▸ **WHAT IS EXPECTED**: Retype each line exactly. Skip images.

Data records:
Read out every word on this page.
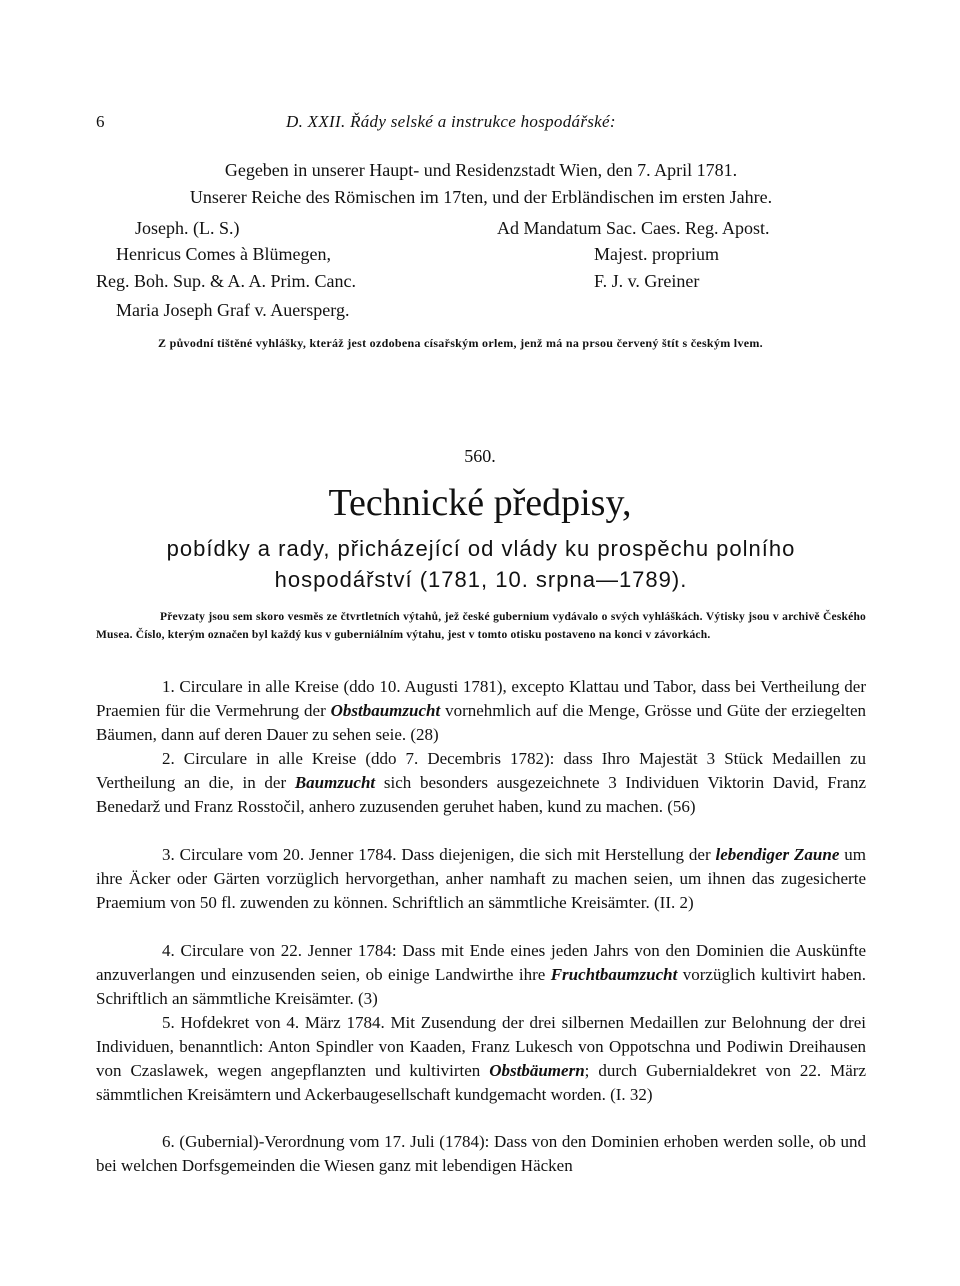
6	D. XXII. Řády selské a instrukce hospodářské:
Gegeben in unserer Haupt- und Residenzstadt Wien, den 7. April 1781.
Unserer Reiche des Römischen im 17ten, und der Erbländischen im ersten Jahre.
Joseph. (L. S.)
Henricus Comes à Blümegen,
Reg. Boh. Sup. & A. A. Prim. Canc.
Maria Joseph Graf v. Auersperg.
Ad Mandatum Sac. Caes. Reg. Apost.
Majest. proprium
F. J. v. Greiner
Z původní tištěné vyhlášky, kteráž jest ozdobena císařským orlem, jenž má na prsou červený štít s českým lvem.
560.
Technické předpisy,
pobídky a rady, přicházející od vlády ku prospěchu polního hospodářství (1781, 10. srpna—1789).
Převzaty jsou sem skoro vesměs ze čtvrtletních výtahů, jež české gubernium vydávalo o svých vyhláškách. Výtisky jsou v archivě Českého Musea. Číslo, kterým označen byl každý kus v guberniálním výtahu, jest v tomto otisku postaveno na konci v závorkách.
1. Circulare in alle Kreise (ddo 10. Augusti 1781), excepto Klattau und Tabor, dass bei Vertheilung der Praemien für die Vermehrung der Obstbaumzucht vornehmlich auf die Menge, Grösse und Güte der erziegelten Bäumen, dann auf deren Dauer zu sehen seie. (28)
2. Circulare in alle Kreise (ddo 7. Decembris 1782): dass Ihro Majestät 3 Stück Medaillen zu Vertheilung an die, in der Baumzucht sich besonders ausgezeichnete 3 Individuen Viktorin David, Franz Benedarž und Franz Rosstočil, anhero zuzusenden geruhet haben, kund zu machen. (56)
3. Circulare vom 20. Jenner 1784. Dass diejenigen, die sich mit Herstellung der lebendiger Zaune um ihre Äcker oder Gärten vorzüglich hervorgethan, anher namhaft zu machen seien, um ihnen das zugesicherte Praemium von 50 fl. zuwenden zu können. Schriftlich an sämmtliche Kreisämter. (II. 2)
4. Circulare von 22. Jenner 1784: Dass mit Ende eines jeden Jahrs von den Dominien die Auskünfte anzuverlangen und einzusenden seien, ob einige Landwirthe ihre Fruchtbaumzucht vorzüglich kultivirt haben. Schriftlich an sämmtliche Kreisämter. (3)
5. Hofdekret von 4. März 1784. Mit Zusendung der drei silbernen Medaillen zur Belohnung der drei Individuen, benanntlich: Anton Spindler von Kaaden, Franz Lukesch von Oppotschna und Podiwin Dreihausen von Czaslawek, wegen angepflanzten und kultivirten Obstbäumern; durch Gubernialdekret von 22. März sämmtlichen Kreisämtern und Ackerbaugesellschaft kundgemacht worden. (I. 32)
6. (Gubernial)-Verordnung vom 17. Juli (1784): Dass von den Dominien erhoben werden solle, ob und bei welchen Dorfsgemeinden die Wiesen ganz mit lebendigen Häcken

▸ **THE REPLY**:
Read out every word on this page.
6	D. XXII. Řády selské a instrukce hospodářské:
Gegeben in unserer Haupt- und Residenzstadt Wien, den 7. April 1781.
Unserer Reiche des Römischen im 17ten, und der Erbländischen im ersten Jahre.
Joseph. (L. S.)
Henricus Comes à Blümegen,
Reg. Boh. Sup. & A. A. Prim. Canc.
Maria Joseph Graf v. Auersperg.
Ad Mandatum Sac. Caes. Reg. Apost.
Majest. proprium
F. J. v. Greiner
Z původní tištěné vyhlášky, kteráž jest ozdobena císařským orlem, jenž má na prsou červený štít s českým lvem.
560.
Technické předpisy,
pobídky a rady, přicházející od vlády ku prospěchu polního hospodářství (1781, 10. srpna—1789).
Převzaty jsou sem skoro vesměs ze čtvrtletních výtahů, jež české gubernium vydávalo o svých vyhláškách. Výtisky jsou v archivě Českého Musea. Číslo, kterým označen byl každý kus v guberniálním výtahu, jest v tomto otisku postaveno na konci v závorkách.
1. Circulare in alle Kreise (ddo 10. Augusti 1781), excepto Klattau und Tabor, dass bei Vertheilung der Praemien für die Vermehrung der Obstbaumzucht vornehmlich auf die Menge, Grösse und Güte der erziegelten Bäumen, dann auf deren Dauer zu sehen seie. (28)
2. Circulare in alle Kreise (ddo 7. Decembris 1782): dass Ihro Majestät 3 Stück Medaillen zu Vertheilung an die, in der Baumzucht sich besonders ausgezeichnete 3 Individuen Viktorin David, Franz Benedarž und Franz Rosstočil, anhero zuzusenden geruhet haben, kund zu machen. (56)
3. Circulare vom 20. Jenner 1784. Dass diejenigen, die sich mit Herstellung der lebendiger Zaune um ihre Äcker oder Gärten vorzüglich hervorgethan, anher namhaft zu machen seien, um ihnen das zugesicherte Praemium von 50 fl. zuwenden zu können. Schriftlich an sämmtliche Kreisämter. (II. 2)
4. Circulare von 22. Jenner 1784: Dass mit Ende eines jeden Jahrs von den Dominien die Auskünfte anzuverlangen und einzusenden seien, ob einige Landwirthe ihre Fruchtbaumzucht vorzüglich kultivirt haben. Schriftlich an sämmtliche Kreisämter. (3)
5. Hofdekret von 4. März 1784. Mit Zusendung der drei silbernen Medaillen zur Belohnung der drei Individuen, benanntlich: Anton Spindler von Kaaden, Franz Lukesch von Oppotschna und Podiwin Dreihausen von Czaslawek, wegen angepflanzten und kultivirten Obstbäumern; durch Gubernialdekret von 22. März sämmtlichen Kreisämtern und Ackerbaugesellschaft kundgemacht worden. (I. 32)
6. (Gubernial)-Verordnung vom 17. Juli (1784): Dass von den Dominien erhoben werden solle, ob und bei welchen Dorfsgemeinden die Wiesen ganz mit lebendigen Häcken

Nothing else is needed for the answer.